== EXERCISE OBJECTIVE ==
Work out how many lines hold the string "this". Give that number and nothing more.

== EXERCISE INPUT ==
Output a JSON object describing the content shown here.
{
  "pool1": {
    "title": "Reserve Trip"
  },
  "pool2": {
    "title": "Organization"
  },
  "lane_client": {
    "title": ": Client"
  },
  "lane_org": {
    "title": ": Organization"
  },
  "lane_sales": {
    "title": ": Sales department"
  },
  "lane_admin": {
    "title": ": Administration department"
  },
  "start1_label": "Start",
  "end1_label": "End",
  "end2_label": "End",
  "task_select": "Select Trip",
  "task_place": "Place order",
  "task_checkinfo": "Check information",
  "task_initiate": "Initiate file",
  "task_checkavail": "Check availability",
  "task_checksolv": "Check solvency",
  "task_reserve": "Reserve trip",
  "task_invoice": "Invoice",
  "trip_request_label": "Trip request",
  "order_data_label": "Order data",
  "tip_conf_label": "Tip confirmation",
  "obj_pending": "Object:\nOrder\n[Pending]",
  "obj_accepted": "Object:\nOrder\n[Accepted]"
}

...

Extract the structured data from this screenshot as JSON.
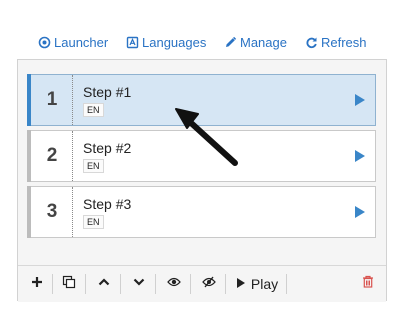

* * *

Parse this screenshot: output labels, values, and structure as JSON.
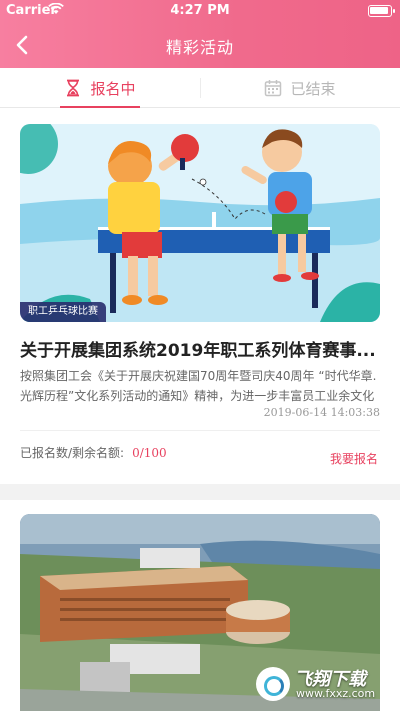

== OUTPUT ==
2